# *EDITED*  Need Good Set Of 2.1 Speakers under "2000Rs."



## dragonball (Dec 14, 2004)

Prefably altecs or creative & should be available in nehru place
under Rs.2000.       


Thanks.


----------



## bhare ka tattoo (Dec 14, 2004)

difficult to find 2.1 altec or creative even at nehru place


----------



## icecoolz (Dec 14, 2004)

The creative series of 2.1 speakers will be around 2000 bucks. The SB370 (I think!!!) is around 1600 Rs.


----------



## theraven (Dec 14, 2004)

ull get those nalla intex/artis maal 
for 800/1100 
rather use a good set of headphones in that much money


----------



## Ethan_Hunt (Dec 15, 2004)

ok well Talking Of Nalla Here's another To add To It with Authority......The I-Sound 2.1 Its costs for around 1.3k and Gives u a decent bass output.....its around 40 Watts RMS Overall i Suppose 8).......u Can Get it in most of te Stores At Lamington Road.....


----------



## freshseasons (Dec 15, 2004)

Ummm nothing to offend but i really suggest y dont you start by making your own speaker system. 1K is too low an amount to really get something discussable let alone noticable . But this will make you famous in you galli.
   Take some local Speaker Cone for 400 Rupees. Add to it a Local Amplifier and you will be set for good at around 1200 Maximum.


----------



## blade_runner (Dec 15, 2004)

theraven said:
			
		

> ull get those nalla intex/artis maal
> for 800/1100
> rather use a good set of headphones in that much money



Raven dear Artis is probably a bit above nalla my dear


----------



## SmoothCriminal (Dec 15, 2004)

Hey dude.. i bot a 2.1 Frontech Speaker 880 W PMPO two days back. for just 370 bucks.. Ya.. Thats its Mkt price.. at Chennai (Ritchie St)..  Intex was available for 700..  Frontech 4.1 was available for 1400.. 

To check Nehru Place price, check here..

Nehru Place, Delhi


----------



## imprince (Dec 15, 2004)

forget all the things 


Just try INTEX 2000W ... only Rs 950- ...in LUDHIANA ... good quality and voice


----------



## theraven (Dec 15, 2004)

when i said nalla i meant that only for intex 
tho those low end artis speakers arent gr8 .. they are make do !!!

→ RECORDS:
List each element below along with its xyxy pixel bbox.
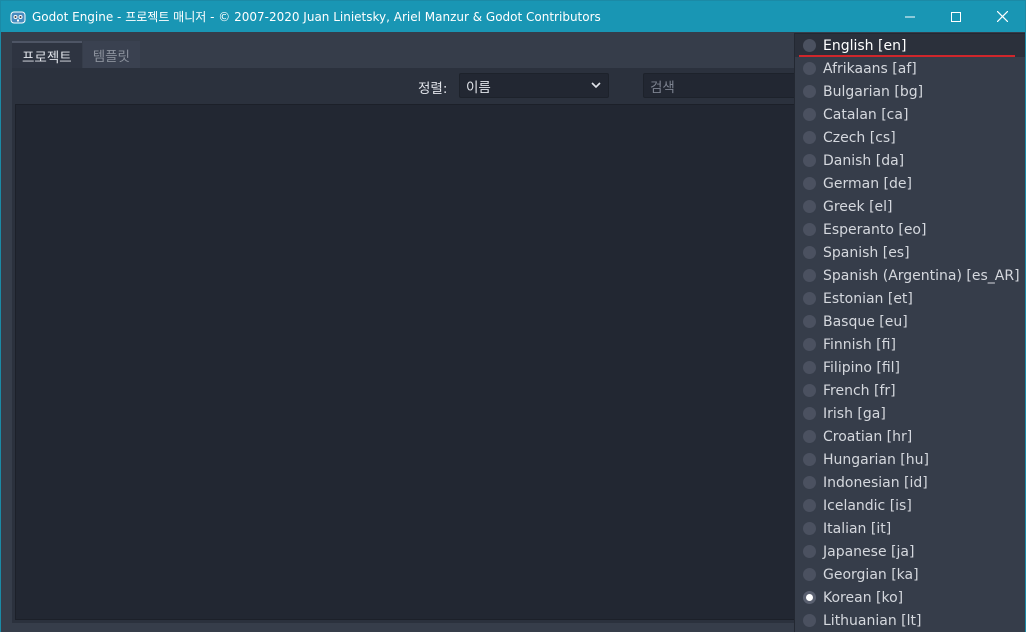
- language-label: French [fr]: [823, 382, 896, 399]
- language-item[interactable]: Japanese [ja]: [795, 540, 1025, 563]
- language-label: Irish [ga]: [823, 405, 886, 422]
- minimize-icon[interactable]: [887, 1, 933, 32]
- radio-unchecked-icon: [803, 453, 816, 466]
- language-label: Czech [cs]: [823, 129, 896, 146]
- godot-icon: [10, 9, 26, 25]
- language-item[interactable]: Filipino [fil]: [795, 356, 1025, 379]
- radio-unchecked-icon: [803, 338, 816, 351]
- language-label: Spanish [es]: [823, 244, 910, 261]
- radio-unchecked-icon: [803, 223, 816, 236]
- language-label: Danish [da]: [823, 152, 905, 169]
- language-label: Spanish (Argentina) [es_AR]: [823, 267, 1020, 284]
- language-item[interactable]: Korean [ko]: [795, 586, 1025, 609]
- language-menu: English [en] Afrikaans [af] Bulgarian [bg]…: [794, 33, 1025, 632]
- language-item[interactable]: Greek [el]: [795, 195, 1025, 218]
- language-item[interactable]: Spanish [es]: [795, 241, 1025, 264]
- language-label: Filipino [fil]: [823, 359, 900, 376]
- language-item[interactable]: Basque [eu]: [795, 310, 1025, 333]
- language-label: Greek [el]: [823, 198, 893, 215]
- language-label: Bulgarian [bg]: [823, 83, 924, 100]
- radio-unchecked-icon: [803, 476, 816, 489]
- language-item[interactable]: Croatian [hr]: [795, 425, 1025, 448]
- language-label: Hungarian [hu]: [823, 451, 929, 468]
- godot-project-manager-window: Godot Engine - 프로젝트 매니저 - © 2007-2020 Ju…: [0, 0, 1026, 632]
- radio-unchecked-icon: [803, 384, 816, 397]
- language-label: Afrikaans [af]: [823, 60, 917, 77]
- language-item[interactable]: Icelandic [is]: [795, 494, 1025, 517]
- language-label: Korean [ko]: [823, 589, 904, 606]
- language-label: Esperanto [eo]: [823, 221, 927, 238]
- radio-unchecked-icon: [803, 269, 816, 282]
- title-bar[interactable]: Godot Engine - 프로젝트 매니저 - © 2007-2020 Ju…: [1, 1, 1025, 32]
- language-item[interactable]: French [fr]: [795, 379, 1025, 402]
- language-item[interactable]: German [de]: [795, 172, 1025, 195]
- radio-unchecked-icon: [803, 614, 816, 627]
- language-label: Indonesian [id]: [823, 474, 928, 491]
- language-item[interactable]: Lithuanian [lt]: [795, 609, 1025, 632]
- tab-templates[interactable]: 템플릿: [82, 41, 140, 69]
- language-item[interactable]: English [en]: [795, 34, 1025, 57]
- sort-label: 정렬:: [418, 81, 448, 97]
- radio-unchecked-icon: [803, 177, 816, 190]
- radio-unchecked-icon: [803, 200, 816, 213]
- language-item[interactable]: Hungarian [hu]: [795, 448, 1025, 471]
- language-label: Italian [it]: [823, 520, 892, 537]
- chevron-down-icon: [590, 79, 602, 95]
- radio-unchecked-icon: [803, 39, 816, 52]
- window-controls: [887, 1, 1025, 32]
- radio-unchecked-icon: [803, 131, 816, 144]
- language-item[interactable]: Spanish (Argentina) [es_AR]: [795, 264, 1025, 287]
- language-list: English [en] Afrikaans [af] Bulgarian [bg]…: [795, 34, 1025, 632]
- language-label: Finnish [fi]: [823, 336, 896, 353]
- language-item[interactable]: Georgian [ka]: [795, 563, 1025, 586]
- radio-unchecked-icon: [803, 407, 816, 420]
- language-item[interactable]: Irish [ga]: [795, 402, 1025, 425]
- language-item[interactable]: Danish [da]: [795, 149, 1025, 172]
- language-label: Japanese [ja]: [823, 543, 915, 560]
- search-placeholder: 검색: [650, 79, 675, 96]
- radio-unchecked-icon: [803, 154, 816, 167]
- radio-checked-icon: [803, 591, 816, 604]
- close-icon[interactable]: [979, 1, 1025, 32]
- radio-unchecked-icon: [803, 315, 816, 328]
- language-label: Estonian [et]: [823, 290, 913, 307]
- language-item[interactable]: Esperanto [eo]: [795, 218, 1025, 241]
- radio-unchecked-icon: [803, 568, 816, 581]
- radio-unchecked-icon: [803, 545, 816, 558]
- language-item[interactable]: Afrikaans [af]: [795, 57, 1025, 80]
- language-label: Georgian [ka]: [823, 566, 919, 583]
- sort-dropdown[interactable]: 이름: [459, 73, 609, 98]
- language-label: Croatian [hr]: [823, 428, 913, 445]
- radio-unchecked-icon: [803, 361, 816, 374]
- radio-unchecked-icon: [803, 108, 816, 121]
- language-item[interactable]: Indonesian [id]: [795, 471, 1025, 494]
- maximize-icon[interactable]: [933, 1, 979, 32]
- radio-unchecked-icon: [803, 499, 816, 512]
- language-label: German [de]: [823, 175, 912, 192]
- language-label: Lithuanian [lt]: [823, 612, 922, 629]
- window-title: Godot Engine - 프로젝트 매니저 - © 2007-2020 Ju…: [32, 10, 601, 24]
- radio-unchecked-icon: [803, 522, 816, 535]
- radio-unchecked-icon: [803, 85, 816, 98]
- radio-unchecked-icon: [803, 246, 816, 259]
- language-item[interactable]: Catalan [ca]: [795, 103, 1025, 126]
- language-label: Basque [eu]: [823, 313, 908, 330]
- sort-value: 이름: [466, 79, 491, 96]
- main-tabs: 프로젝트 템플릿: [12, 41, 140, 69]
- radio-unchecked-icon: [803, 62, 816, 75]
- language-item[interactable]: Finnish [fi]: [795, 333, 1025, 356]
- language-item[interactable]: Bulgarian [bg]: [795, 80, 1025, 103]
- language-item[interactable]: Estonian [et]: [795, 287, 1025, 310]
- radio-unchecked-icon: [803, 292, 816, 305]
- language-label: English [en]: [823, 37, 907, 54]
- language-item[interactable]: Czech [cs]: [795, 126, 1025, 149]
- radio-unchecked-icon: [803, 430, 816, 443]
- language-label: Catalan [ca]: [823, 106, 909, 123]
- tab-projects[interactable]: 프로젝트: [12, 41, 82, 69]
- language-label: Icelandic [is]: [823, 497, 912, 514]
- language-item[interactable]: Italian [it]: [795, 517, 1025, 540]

* * *

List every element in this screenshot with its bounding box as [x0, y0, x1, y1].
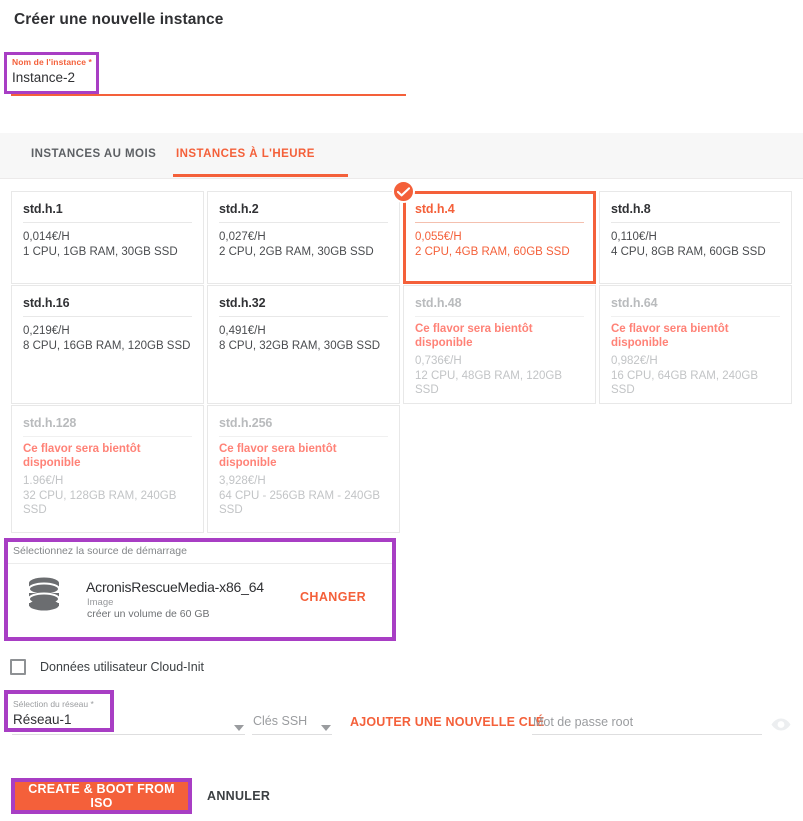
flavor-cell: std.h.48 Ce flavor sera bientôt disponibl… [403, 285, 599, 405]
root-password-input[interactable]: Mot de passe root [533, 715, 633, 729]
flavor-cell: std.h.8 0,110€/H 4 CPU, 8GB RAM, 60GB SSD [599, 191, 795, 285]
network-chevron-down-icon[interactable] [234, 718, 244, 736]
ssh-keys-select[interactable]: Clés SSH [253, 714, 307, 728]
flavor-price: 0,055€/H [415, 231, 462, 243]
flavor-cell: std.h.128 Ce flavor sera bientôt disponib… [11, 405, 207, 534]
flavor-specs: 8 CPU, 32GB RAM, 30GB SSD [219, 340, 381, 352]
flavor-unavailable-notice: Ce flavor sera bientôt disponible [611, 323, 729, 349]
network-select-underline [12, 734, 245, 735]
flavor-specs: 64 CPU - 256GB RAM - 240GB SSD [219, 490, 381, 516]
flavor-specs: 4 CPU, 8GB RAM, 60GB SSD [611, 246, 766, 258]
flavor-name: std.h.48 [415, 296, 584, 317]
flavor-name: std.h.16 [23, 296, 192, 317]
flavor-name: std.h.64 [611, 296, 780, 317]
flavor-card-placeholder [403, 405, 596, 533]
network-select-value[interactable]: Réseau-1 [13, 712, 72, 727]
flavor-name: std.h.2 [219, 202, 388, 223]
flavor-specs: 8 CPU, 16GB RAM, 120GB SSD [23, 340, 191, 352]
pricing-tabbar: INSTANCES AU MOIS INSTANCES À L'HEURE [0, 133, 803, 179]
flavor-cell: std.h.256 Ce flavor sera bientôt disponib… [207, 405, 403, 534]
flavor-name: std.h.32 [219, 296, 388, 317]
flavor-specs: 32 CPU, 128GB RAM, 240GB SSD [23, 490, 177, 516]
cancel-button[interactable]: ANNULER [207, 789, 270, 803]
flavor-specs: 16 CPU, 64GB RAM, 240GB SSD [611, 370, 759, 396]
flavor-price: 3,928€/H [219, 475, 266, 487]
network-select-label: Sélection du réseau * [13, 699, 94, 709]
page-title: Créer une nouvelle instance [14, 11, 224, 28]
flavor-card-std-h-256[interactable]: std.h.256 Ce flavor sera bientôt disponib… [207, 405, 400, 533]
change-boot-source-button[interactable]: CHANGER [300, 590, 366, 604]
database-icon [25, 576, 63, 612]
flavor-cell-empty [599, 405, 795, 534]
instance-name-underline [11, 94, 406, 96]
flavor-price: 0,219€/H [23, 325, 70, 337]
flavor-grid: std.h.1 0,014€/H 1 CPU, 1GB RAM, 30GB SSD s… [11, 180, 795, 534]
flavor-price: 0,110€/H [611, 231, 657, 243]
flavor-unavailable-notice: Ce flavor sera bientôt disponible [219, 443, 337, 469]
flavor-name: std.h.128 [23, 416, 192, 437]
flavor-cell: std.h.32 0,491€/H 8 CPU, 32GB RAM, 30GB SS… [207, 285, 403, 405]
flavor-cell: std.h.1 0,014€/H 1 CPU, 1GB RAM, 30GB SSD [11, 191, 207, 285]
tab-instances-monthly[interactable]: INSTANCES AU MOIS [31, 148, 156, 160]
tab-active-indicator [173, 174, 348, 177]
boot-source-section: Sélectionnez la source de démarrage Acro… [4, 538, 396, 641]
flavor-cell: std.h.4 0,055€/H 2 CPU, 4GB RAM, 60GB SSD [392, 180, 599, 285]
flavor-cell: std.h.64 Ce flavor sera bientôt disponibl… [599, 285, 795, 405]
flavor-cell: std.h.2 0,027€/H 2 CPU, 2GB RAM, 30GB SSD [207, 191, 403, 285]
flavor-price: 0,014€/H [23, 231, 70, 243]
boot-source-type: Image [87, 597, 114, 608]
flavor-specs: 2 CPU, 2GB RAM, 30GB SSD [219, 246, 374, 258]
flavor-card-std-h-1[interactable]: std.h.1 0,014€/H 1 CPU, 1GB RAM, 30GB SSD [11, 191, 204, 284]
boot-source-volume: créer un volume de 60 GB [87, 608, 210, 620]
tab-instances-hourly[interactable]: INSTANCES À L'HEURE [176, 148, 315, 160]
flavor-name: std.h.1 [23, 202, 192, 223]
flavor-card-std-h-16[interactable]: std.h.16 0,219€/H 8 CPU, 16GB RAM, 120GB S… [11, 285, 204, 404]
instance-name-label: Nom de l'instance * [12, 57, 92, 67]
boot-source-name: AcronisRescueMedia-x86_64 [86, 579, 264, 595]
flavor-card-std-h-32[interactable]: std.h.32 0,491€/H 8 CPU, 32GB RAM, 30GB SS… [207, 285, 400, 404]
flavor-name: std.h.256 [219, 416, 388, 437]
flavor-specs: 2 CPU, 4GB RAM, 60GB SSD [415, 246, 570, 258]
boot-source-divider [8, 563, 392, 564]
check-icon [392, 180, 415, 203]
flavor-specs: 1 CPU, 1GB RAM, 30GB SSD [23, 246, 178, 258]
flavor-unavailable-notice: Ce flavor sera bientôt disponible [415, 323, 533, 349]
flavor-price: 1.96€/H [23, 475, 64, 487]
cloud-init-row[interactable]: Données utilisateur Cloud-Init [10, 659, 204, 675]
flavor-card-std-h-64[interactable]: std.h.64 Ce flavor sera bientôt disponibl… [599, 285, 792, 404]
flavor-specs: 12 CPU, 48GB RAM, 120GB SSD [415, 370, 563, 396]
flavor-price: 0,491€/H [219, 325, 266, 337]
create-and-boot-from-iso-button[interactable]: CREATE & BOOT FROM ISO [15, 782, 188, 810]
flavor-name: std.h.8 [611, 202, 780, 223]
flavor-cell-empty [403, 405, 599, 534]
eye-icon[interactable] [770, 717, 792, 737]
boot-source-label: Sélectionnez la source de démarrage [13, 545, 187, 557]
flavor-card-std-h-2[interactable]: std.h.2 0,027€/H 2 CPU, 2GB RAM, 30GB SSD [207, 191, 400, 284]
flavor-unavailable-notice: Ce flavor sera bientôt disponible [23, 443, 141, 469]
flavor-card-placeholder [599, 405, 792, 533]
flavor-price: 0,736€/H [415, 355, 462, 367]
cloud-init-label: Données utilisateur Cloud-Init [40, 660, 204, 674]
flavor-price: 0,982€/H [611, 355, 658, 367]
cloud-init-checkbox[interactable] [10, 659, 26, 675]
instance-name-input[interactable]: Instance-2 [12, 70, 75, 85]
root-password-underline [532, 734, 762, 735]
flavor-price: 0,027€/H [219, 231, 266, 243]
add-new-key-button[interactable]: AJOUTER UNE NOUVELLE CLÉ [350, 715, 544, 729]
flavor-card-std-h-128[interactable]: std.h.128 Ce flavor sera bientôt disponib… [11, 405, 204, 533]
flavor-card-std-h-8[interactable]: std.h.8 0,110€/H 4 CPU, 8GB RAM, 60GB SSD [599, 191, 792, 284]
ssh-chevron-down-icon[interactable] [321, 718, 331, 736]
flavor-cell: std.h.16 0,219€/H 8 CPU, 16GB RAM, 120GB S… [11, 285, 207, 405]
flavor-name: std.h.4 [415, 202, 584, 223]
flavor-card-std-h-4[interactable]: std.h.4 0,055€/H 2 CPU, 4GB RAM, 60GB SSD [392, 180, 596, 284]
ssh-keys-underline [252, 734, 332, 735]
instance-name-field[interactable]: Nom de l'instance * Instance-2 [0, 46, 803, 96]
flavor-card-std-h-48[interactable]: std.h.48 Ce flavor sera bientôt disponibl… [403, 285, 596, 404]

→ INSTRUCTIONS:
A – Retype the passage of the speaker thread from "difficult to find" up to and including "around 1600 Rs.".
B – Please update the lines of the records from the line with "- language-label: French" up to and including the line with "- radio-unchecked-icon: [803, 614, 816, 627]", replacing "radio-unchecked-icon" with "radio-off-icon" and leaving everything else unchanged. Give only those lines.
The forum thread and the records are unrelated material.

→ ANSWERS TO THE EXERCISE:
A –
difficult to find 2.1 altec or creative even at nehru place


----------



## icecoolz (Dec 14, 2004)

The creative series of 2.1 speakers will be around 2000 bucks. The SB370 (I think!!!) is around 1600 Rs.

B –
- language-label: French [fr]: [823, 382, 896, 399]
- language-item[interactable]: Japanese [ja]: [795, 540, 1025, 563]
- language-label: Irish [ga]: [823, 405, 886, 422]
- minimize-icon[interactable]: [887, 1, 933, 32]
- radio-off-icon: [803, 453, 816, 466]
- language-label: Czech [cs]: [823, 129, 896, 146]
- godot-icon: [10, 9, 26, 25]
- language-item[interactable]: Filipino [fil]: [795, 356, 1025, 379]
- radio-off-icon: [803, 338, 816, 351]
- language-label: Spanish [es]: [823, 244, 910, 261]
- radio-off-icon: [803, 223, 816, 236]
- language-label: Danish [da]: [823, 152, 905, 169]
- language-label: Spanish (Argentina) [es_AR]: [823, 267, 1020, 284]
- language-item[interactable]: Korean [ko]: [795, 586, 1025, 609]
- language-menu: English [en] Afrikaans [af] Bulgarian [bg]…: [794, 33, 1025, 632]
- language-item[interactable]: Greek [el]: [795, 195, 1025, 218]
- language-item[interactable]: Spanish [es]: [795, 241, 1025, 264]
- language-label: Filipino [fil]: [823, 359, 900, 376]
- language-item[interactable]: Basque [eu]: [795, 310, 1025, 333]
- language-label: Greek [el]: [823, 198, 893, 215]
- language-label: Bulgarian [bg]: [823, 83, 924, 100]
- radio-off-icon: [803, 476, 816, 489]
- language-item[interactable]: Croatian [hr]: [795, 425, 1025, 448]
- language-label: Hungarian [hu]: [823, 451, 929, 468]
- godot-project-manager-window: Godot Engine - 프로젝트 매니저 - © 2007-2020 Ju…: [0, 0, 1026, 632]
- radio-off-icon: [803, 384, 816, 397]
- language-label: Afrikaans [af]: [823, 60, 917, 77]
- language-item[interactable]: Icelandic [is]: [795, 494, 1025, 517]
- language-label: Korean [ko]: [823, 589, 904, 606]
- language-label: Esperanto [eo]: [823, 221, 927, 238]
- radio-off-icon: [803, 269, 816, 282]
- title-bar[interactable]: Godot Engine - 프로젝트 매니저 - © 2007-2020 Ju…: [1, 1, 1025, 32]
- language-item[interactable]: French [fr]: [795, 379, 1025, 402]
- language-item[interactable]: German [de]: [795, 172, 1025, 195]
- radio-off-icon: [803, 614, 816, 627]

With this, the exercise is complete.